:: EXERCISE TASK ::
Pick out each line containing the string "What".

:: PROVIDED MATERIAL ::
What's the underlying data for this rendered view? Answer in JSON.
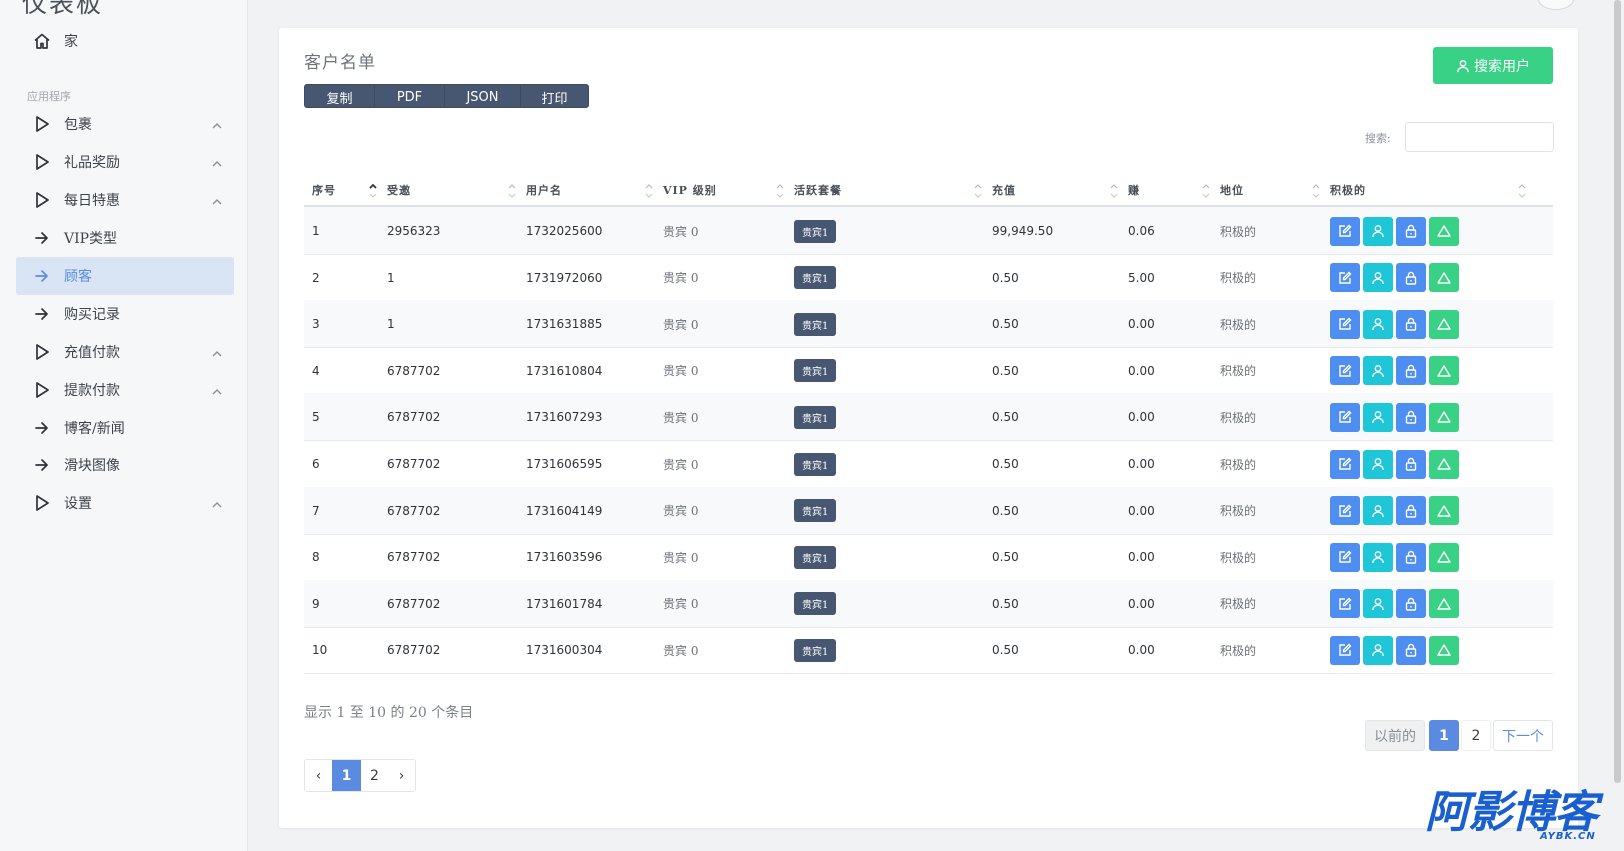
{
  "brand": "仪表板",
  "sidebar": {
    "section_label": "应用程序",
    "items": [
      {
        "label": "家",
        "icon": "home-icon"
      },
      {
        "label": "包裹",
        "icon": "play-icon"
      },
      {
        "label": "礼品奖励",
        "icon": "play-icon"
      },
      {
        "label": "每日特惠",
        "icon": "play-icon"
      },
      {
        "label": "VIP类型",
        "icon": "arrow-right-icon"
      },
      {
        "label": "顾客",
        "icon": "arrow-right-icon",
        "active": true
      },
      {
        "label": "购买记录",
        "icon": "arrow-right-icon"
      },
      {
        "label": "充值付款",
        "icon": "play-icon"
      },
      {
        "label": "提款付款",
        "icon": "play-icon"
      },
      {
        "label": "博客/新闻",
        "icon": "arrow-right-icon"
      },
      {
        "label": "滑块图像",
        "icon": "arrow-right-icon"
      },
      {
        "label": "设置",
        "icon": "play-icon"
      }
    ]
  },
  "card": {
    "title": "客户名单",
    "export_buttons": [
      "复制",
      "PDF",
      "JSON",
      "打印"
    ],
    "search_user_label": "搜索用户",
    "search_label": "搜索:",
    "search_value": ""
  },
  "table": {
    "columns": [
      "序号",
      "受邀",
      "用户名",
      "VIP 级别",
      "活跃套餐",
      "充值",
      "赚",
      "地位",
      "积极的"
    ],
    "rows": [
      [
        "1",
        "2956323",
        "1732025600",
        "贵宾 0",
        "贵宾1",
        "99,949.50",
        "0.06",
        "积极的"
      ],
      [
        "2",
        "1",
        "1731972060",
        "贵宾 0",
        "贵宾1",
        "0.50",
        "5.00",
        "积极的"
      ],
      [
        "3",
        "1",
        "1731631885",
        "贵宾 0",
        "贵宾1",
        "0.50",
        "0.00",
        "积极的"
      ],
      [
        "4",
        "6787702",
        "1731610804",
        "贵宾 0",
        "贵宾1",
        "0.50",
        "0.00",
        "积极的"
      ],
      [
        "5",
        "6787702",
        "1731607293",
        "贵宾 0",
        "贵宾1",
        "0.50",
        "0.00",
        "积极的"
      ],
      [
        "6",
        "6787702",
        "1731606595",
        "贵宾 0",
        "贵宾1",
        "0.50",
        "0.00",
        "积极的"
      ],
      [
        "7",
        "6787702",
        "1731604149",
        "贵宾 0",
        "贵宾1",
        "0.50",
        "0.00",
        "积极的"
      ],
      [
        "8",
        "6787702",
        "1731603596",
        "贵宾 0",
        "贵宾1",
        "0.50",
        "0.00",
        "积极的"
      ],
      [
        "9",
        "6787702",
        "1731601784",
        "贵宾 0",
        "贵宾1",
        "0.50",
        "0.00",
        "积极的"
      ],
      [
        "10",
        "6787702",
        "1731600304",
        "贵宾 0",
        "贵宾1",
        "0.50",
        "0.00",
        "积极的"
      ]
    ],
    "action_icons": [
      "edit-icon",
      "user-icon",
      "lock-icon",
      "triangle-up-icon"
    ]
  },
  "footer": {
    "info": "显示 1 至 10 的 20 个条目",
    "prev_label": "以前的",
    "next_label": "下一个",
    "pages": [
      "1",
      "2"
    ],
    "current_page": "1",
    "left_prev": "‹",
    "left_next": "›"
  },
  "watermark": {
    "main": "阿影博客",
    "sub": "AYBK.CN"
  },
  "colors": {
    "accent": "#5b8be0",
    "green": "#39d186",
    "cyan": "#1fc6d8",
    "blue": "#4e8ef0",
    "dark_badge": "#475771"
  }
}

--

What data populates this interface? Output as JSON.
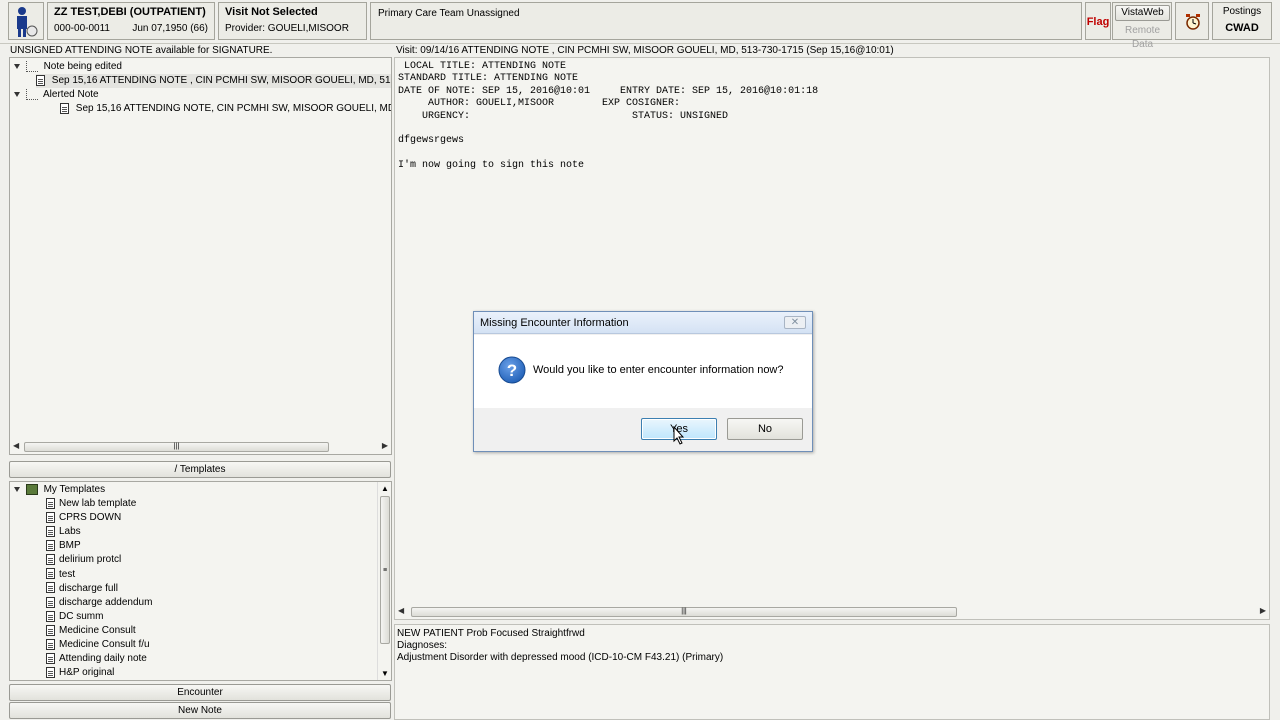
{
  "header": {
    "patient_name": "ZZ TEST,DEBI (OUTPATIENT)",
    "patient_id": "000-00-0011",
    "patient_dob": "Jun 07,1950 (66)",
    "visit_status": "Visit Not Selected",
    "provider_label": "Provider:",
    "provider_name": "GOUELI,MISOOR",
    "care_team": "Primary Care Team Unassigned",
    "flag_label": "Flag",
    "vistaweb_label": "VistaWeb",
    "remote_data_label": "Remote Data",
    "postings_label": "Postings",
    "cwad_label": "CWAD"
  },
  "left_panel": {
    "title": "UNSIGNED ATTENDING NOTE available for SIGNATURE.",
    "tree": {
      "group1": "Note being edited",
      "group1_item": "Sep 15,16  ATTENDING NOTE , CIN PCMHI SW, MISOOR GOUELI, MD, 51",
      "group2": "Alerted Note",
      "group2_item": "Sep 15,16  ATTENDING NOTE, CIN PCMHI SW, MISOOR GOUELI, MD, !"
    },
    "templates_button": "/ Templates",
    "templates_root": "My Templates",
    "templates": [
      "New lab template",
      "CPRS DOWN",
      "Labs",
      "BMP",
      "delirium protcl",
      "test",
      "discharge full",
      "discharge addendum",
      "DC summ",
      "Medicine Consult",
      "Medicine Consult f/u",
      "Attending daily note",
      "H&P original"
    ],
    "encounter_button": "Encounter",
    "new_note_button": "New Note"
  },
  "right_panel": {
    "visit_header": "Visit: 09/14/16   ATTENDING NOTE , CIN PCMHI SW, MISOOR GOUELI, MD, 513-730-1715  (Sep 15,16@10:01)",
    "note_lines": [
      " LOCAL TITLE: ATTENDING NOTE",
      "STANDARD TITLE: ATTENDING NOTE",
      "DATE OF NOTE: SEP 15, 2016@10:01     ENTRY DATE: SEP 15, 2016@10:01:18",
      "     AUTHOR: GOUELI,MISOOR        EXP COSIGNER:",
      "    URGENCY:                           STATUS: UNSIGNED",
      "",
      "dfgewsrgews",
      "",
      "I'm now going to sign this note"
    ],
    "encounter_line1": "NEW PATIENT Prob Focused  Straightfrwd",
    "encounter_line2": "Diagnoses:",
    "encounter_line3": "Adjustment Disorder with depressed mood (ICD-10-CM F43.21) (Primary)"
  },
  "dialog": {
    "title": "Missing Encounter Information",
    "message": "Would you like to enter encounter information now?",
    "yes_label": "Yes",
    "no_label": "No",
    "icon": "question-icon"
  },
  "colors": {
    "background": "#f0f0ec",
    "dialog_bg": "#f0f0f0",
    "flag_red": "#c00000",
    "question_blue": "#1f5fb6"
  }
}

:: COMPLETED EXERCISE ::
What's the underlying data for this rendered view? Answer in JSON.
What data populates this interface? Output as JSON.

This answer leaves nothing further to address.